▶ _Stored rows_:
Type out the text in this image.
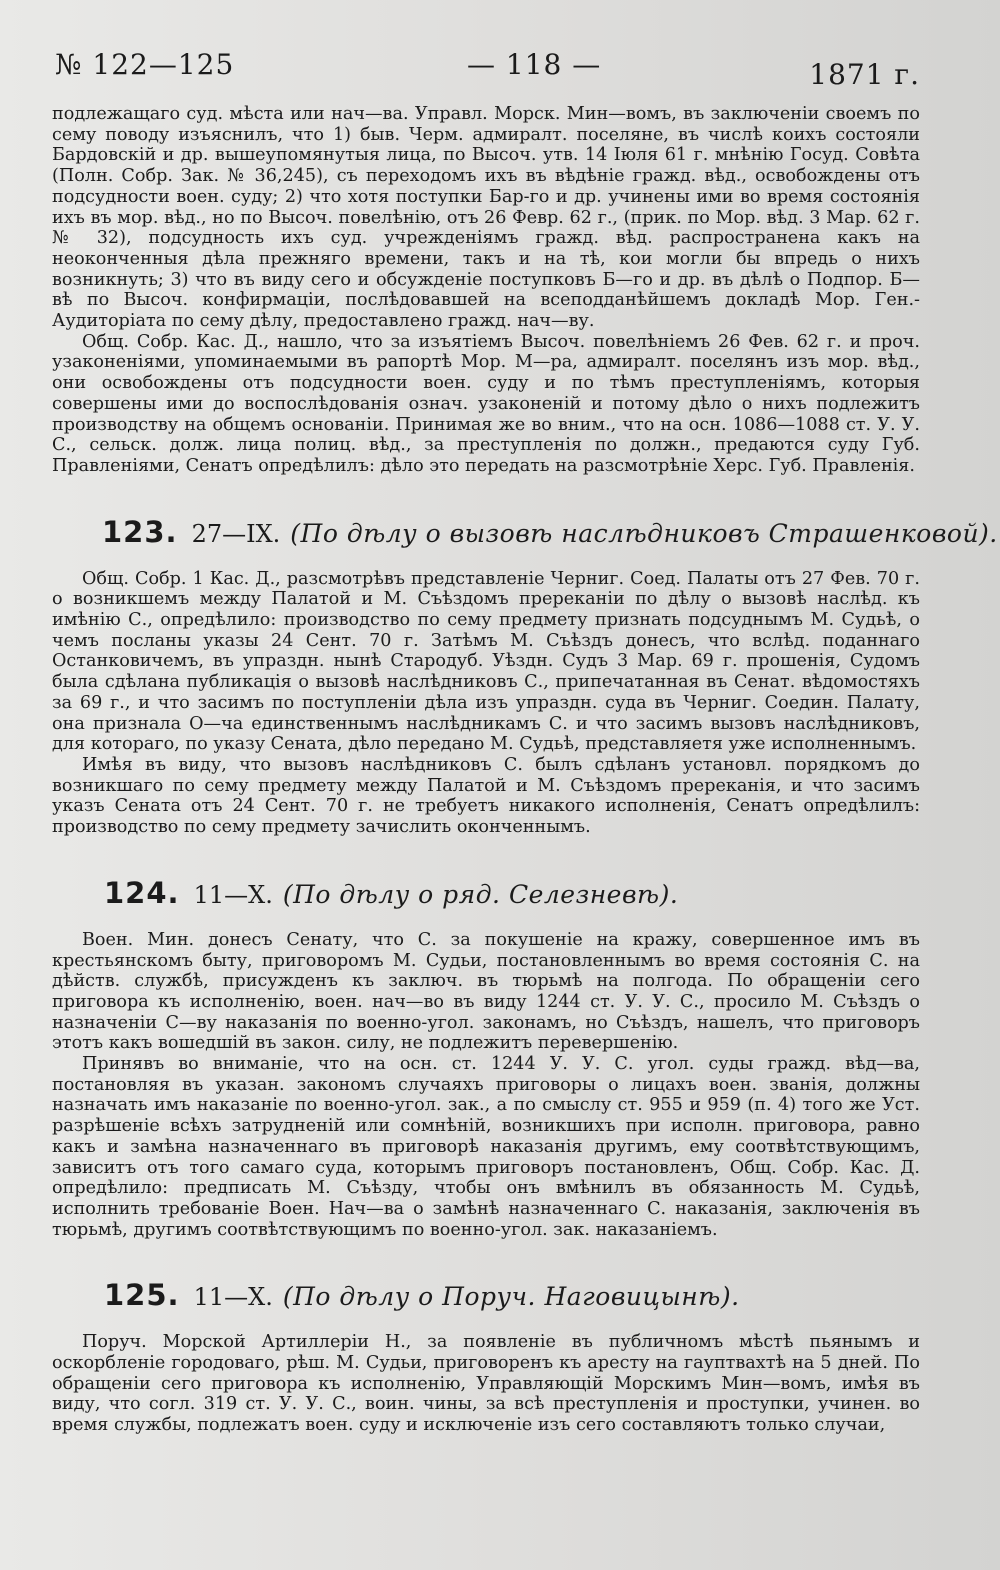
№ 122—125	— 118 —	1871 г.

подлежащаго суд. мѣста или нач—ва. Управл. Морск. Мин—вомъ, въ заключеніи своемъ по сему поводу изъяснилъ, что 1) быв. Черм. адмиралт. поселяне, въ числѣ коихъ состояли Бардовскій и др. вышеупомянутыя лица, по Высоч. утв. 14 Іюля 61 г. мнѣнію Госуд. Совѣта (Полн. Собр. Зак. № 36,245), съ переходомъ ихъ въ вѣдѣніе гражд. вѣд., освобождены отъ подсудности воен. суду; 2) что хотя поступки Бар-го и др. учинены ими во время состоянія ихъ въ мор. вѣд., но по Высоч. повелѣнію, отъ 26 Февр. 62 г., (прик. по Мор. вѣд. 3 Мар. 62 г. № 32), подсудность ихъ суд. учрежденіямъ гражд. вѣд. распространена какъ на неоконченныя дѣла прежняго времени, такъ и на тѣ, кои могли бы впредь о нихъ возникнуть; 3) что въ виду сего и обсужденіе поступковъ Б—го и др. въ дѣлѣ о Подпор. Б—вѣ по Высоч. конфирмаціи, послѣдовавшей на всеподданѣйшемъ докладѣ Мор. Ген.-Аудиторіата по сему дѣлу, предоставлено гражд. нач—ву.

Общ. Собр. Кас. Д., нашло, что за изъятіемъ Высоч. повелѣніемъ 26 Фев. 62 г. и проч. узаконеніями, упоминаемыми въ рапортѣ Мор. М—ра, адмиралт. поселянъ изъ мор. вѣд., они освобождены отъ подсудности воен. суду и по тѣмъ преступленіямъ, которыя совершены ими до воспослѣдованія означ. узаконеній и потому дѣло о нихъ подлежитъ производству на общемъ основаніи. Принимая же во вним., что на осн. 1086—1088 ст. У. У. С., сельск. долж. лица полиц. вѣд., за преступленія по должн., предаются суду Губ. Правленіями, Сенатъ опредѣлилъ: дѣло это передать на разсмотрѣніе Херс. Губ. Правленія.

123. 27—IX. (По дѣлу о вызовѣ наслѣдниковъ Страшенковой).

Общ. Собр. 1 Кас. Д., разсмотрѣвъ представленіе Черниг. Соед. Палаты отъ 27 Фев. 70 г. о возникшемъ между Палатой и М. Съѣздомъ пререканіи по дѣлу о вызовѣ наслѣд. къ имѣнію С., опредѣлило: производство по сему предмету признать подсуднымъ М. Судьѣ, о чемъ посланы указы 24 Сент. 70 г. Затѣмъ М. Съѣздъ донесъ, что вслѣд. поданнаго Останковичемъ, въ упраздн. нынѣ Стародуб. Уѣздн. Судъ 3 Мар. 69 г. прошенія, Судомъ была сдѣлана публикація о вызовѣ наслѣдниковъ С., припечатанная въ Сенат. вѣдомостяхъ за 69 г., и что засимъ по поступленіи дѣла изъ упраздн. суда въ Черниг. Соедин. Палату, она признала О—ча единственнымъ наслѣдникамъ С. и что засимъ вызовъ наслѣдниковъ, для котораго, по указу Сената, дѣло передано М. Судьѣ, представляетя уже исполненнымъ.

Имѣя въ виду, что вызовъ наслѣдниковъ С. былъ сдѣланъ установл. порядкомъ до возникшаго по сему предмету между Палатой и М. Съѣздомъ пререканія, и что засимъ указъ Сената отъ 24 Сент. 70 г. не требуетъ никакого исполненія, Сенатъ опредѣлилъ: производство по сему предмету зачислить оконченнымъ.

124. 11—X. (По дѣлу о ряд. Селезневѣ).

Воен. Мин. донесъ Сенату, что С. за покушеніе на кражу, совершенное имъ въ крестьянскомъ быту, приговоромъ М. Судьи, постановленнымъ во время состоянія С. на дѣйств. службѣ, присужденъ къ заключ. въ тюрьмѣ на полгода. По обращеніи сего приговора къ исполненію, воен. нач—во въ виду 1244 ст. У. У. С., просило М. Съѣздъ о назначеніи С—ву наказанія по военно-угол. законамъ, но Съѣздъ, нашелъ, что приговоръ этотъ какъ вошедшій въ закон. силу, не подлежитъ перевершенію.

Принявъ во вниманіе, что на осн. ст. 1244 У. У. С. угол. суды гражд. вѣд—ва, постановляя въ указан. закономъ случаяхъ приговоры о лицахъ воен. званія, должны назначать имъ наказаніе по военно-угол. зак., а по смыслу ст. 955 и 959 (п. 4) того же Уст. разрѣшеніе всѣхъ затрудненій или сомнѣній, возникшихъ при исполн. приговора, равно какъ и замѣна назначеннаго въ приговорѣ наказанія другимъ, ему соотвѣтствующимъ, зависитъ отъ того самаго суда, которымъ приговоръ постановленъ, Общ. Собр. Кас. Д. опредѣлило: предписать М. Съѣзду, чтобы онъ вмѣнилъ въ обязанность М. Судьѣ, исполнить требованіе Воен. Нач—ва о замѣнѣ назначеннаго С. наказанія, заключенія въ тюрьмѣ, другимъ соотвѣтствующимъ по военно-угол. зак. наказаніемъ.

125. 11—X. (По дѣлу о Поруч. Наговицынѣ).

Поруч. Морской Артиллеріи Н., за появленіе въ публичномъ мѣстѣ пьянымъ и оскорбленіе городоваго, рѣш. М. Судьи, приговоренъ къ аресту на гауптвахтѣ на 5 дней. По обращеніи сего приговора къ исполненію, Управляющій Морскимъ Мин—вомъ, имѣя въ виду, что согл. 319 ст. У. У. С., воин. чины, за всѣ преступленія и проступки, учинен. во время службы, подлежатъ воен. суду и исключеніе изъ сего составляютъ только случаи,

* * *

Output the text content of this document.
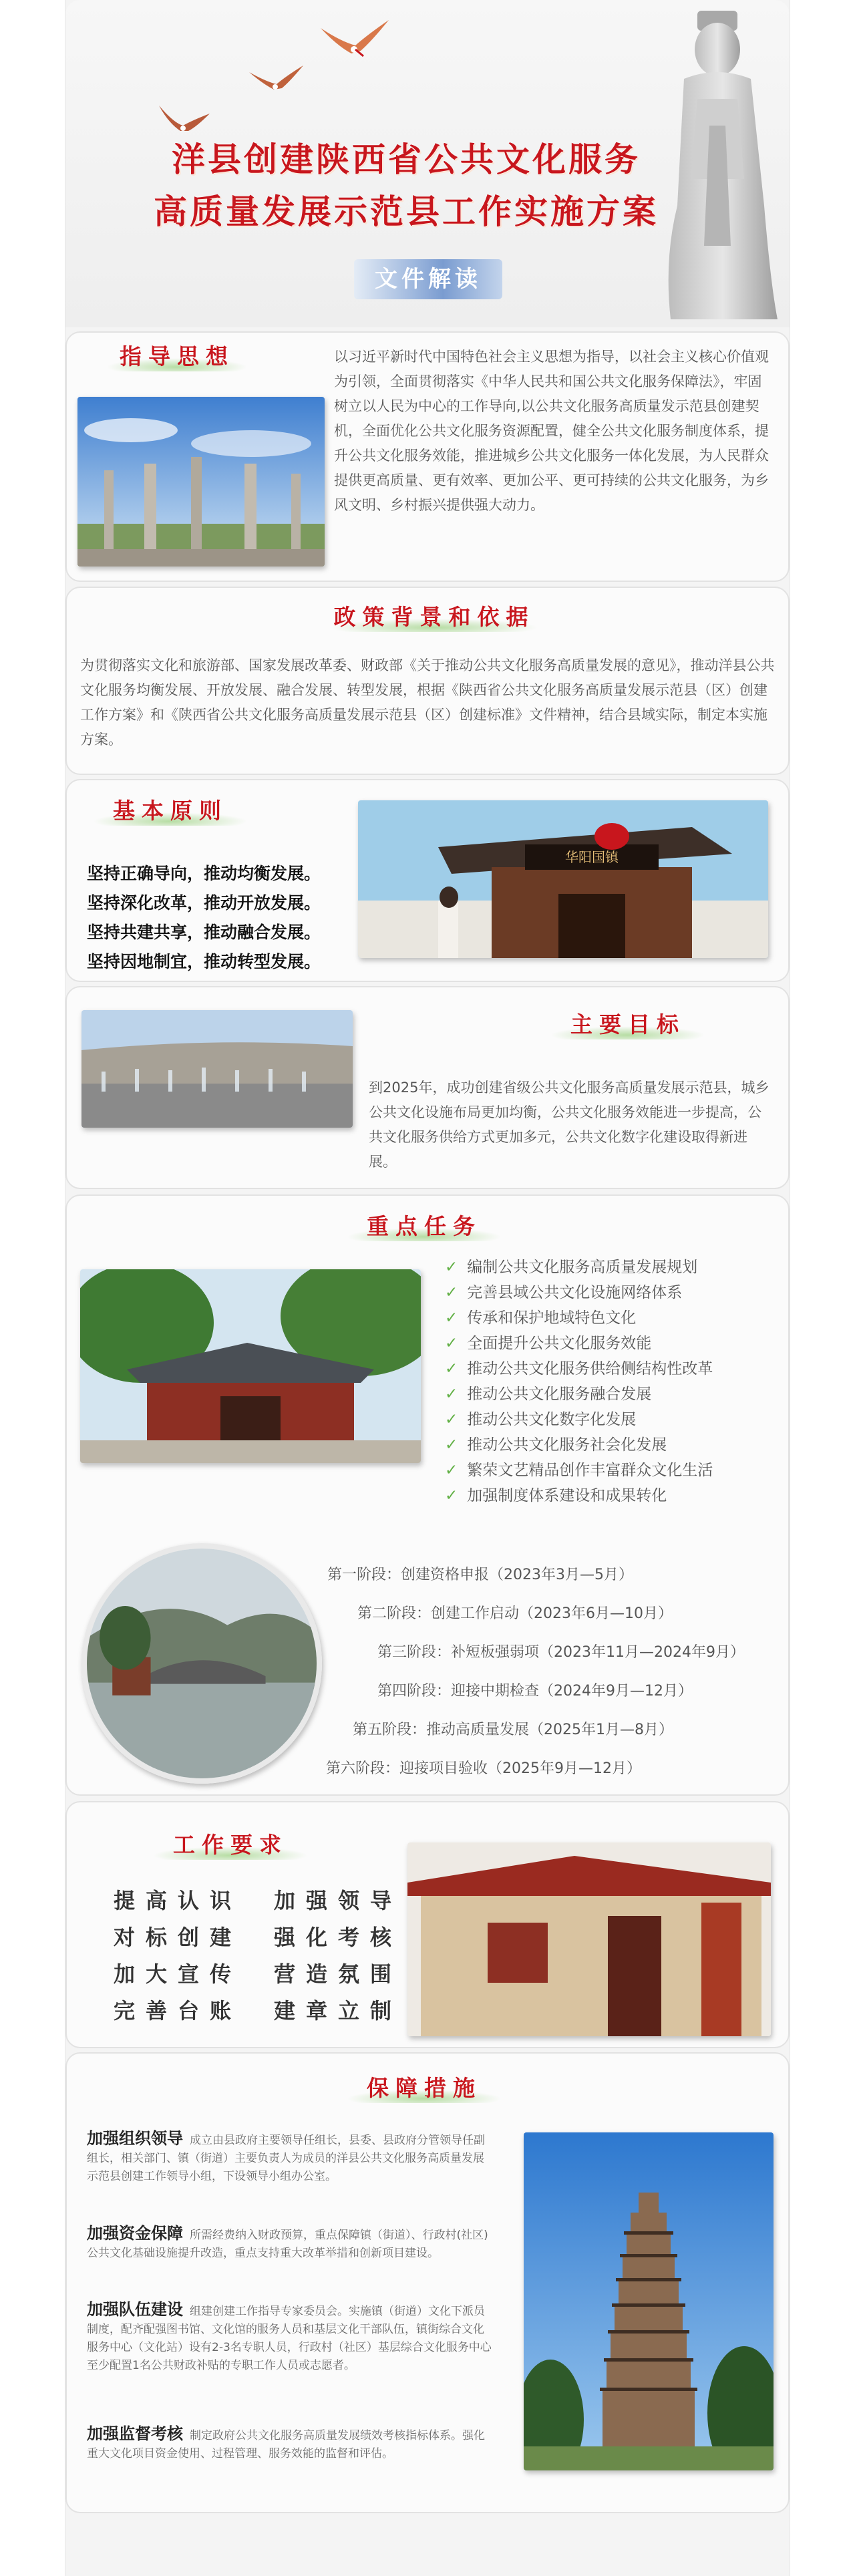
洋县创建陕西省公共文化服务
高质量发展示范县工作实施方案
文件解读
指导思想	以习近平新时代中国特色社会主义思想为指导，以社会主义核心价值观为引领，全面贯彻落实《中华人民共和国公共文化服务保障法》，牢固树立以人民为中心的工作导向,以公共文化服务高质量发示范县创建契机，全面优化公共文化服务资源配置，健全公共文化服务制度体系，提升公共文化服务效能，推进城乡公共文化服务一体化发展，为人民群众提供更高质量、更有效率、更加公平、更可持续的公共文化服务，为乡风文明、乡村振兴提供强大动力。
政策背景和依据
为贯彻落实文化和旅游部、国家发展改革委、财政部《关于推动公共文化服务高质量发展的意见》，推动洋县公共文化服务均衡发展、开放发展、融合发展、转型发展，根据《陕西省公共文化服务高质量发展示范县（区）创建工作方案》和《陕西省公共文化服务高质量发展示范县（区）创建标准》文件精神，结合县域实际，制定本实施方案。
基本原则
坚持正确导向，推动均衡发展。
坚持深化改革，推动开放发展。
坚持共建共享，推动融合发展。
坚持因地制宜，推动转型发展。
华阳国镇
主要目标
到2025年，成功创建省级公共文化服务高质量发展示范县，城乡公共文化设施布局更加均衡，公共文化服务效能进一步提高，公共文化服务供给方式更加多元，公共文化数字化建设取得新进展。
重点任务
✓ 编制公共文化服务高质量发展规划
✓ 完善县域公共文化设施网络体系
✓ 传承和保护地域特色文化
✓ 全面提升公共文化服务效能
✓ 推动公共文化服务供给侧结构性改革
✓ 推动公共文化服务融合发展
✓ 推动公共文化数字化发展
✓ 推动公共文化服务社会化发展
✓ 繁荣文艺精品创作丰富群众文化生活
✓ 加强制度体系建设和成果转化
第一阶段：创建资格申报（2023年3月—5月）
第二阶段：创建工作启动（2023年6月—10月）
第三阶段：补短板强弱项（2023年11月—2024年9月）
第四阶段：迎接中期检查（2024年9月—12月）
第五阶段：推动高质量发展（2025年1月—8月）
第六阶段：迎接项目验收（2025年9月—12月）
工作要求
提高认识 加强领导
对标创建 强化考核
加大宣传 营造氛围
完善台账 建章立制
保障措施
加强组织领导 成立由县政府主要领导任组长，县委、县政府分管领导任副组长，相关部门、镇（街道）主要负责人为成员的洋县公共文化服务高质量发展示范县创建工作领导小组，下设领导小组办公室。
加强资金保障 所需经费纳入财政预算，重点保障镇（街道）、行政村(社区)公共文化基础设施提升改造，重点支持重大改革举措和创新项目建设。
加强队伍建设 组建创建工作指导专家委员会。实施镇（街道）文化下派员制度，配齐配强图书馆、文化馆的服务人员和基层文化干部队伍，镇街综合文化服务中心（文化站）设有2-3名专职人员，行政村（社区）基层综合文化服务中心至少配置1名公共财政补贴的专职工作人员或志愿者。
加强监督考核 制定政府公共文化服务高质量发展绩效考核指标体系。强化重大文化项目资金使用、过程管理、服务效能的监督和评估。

...

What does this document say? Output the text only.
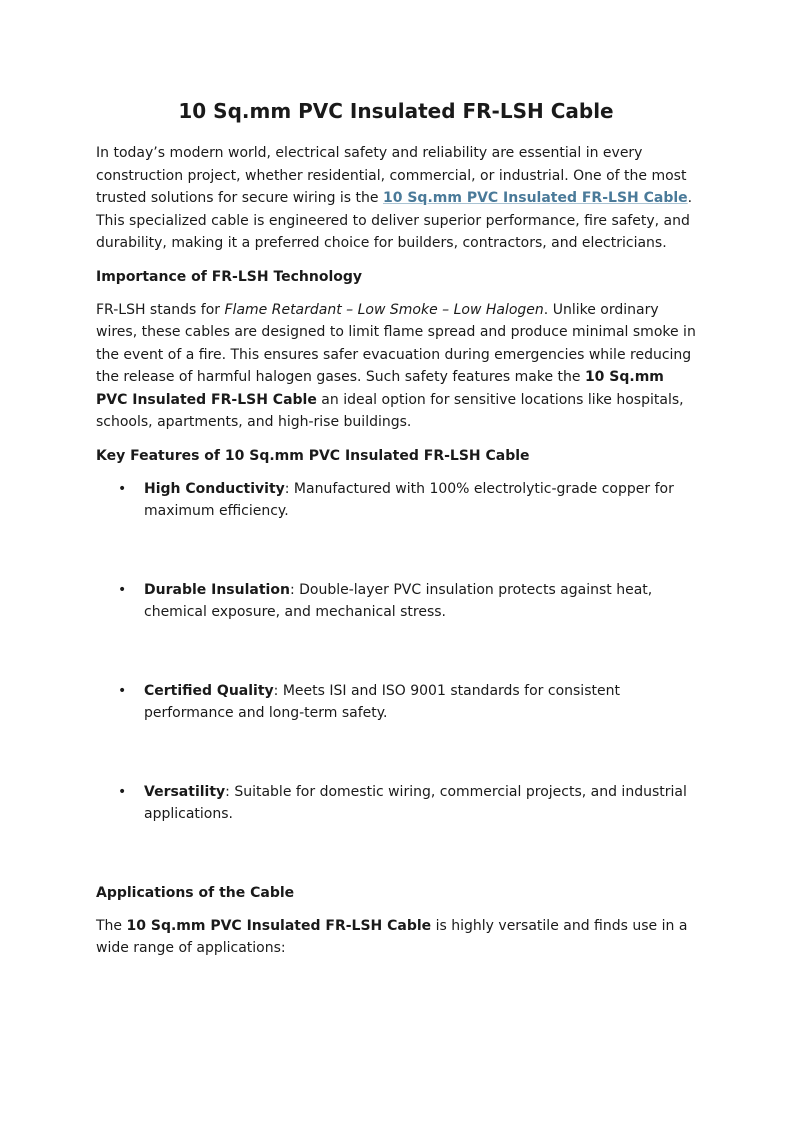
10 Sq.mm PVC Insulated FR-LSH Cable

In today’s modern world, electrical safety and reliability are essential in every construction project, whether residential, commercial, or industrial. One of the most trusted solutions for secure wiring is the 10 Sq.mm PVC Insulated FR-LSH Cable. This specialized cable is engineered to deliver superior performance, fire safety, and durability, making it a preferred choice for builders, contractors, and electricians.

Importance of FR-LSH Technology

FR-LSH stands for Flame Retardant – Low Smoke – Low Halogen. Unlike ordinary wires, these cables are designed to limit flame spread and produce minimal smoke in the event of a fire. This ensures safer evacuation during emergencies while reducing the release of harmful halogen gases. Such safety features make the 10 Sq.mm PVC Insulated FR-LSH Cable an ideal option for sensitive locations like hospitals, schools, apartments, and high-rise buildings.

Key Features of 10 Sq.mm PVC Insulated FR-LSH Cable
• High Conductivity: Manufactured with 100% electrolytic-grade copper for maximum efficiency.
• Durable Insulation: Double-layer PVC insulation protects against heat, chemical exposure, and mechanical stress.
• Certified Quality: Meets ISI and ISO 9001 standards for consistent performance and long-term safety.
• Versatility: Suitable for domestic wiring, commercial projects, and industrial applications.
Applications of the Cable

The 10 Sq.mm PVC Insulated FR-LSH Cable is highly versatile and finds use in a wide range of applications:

▶ _Problem statement_:
How many lines in the records above contain the word "wiring"? Reply with the number and nothing more.

▶ _The result_:
2